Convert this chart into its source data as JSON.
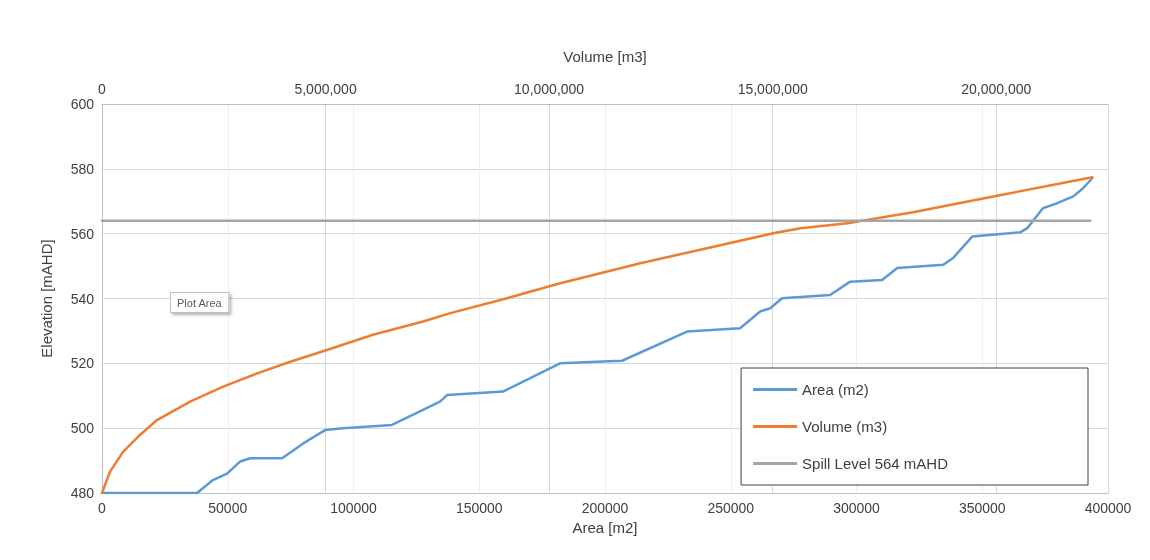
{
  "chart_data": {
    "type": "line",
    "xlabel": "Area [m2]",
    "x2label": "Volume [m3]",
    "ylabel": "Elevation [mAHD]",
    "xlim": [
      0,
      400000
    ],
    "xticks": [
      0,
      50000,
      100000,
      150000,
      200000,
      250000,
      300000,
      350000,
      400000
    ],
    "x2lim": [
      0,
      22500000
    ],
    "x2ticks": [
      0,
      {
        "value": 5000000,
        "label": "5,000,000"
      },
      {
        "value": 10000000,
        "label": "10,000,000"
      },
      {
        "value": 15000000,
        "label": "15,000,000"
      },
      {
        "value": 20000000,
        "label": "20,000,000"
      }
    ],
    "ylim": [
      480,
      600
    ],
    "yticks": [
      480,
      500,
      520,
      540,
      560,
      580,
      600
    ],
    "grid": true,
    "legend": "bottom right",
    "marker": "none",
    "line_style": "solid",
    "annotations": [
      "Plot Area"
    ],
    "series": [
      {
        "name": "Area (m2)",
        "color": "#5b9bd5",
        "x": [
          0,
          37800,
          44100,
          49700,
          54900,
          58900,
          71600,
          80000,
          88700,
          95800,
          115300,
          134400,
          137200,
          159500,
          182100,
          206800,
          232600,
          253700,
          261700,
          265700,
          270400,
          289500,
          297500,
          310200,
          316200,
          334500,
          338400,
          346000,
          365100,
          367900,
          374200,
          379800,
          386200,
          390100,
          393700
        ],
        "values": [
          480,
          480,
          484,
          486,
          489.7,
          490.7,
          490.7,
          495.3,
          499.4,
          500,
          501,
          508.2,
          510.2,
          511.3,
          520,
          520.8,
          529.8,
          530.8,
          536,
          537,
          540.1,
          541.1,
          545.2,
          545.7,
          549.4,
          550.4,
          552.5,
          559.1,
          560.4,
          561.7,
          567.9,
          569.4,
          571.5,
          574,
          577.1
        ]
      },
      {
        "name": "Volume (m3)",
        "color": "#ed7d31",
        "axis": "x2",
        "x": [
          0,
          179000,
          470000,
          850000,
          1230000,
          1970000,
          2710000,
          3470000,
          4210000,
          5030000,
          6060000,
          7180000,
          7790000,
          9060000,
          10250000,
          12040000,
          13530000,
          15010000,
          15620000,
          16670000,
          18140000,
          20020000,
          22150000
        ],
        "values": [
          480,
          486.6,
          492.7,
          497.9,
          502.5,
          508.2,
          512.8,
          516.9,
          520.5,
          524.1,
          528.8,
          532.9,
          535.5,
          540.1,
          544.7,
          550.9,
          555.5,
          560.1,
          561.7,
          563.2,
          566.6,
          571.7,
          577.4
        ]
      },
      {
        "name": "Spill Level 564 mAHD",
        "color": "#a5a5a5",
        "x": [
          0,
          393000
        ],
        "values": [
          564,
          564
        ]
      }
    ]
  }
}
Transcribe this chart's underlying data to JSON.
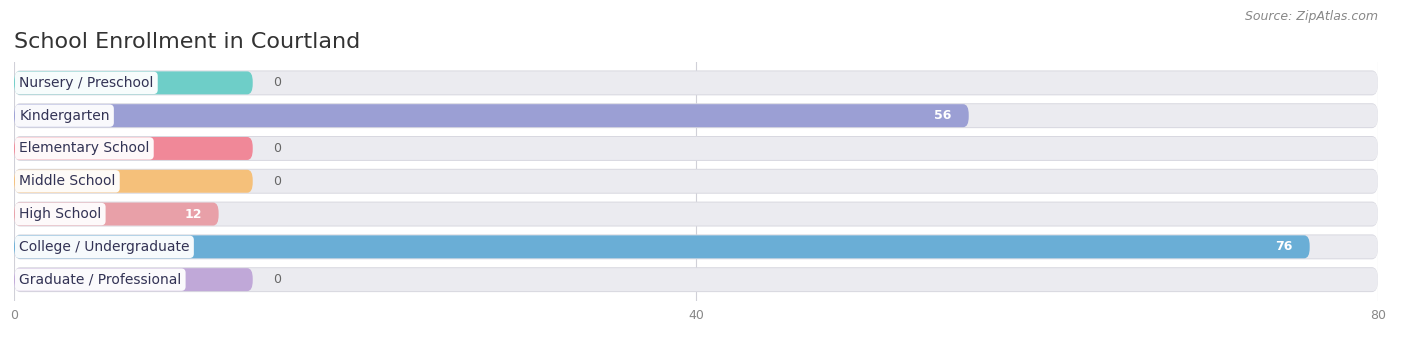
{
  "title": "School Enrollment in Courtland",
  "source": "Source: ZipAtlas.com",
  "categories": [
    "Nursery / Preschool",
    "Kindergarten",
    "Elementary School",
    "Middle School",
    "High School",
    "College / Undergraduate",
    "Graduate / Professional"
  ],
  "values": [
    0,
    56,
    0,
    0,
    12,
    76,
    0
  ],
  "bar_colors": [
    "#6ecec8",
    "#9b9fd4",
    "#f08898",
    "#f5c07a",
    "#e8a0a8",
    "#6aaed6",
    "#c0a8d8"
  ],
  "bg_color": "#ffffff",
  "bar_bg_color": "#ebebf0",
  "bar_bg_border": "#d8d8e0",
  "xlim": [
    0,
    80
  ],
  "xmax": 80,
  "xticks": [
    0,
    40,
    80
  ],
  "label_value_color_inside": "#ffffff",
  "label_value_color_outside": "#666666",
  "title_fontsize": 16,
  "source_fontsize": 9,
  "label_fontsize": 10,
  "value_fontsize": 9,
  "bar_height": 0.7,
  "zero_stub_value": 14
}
···
PROMPT:
Output the line containing "Transcribe this chart's" and each line after it, through the end of the material, exactly as given. No pictures belong in the output.

EXERCISE ANSWER:
Transcribe this chart's underlying data to JSON.
{
  "title": "School Enrollment in Courtland",
  "source": "Source: ZipAtlas.com",
  "categories": [
    "Nursery / Preschool",
    "Kindergarten",
    "Elementary School",
    "Middle School",
    "High School",
    "College / Undergraduate",
    "Graduate / Professional"
  ],
  "values": [
    0,
    56,
    0,
    0,
    12,
    76,
    0
  ],
  "bar_colors": [
    "#6ecec8",
    "#9b9fd4",
    "#f08898",
    "#f5c07a",
    "#e8a0a8",
    "#6aaed6",
    "#c0a8d8"
  ],
  "bg_color": "#ffffff",
  "bar_bg_color": "#ebebf0",
  "bar_bg_border": "#d8d8e0",
  "xlim": [
    0,
    80
  ],
  "xmax": 80,
  "xticks": [
    0,
    40,
    80
  ],
  "label_value_color_inside": "#ffffff",
  "label_value_color_outside": "#666666",
  "title_fontsize": 16,
  "source_fontsize": 9,
  "label_fontsize": 10,
  "value_fontsize": 9,
  "bar_height": 0.7,
  "zero_stub_value": 14
}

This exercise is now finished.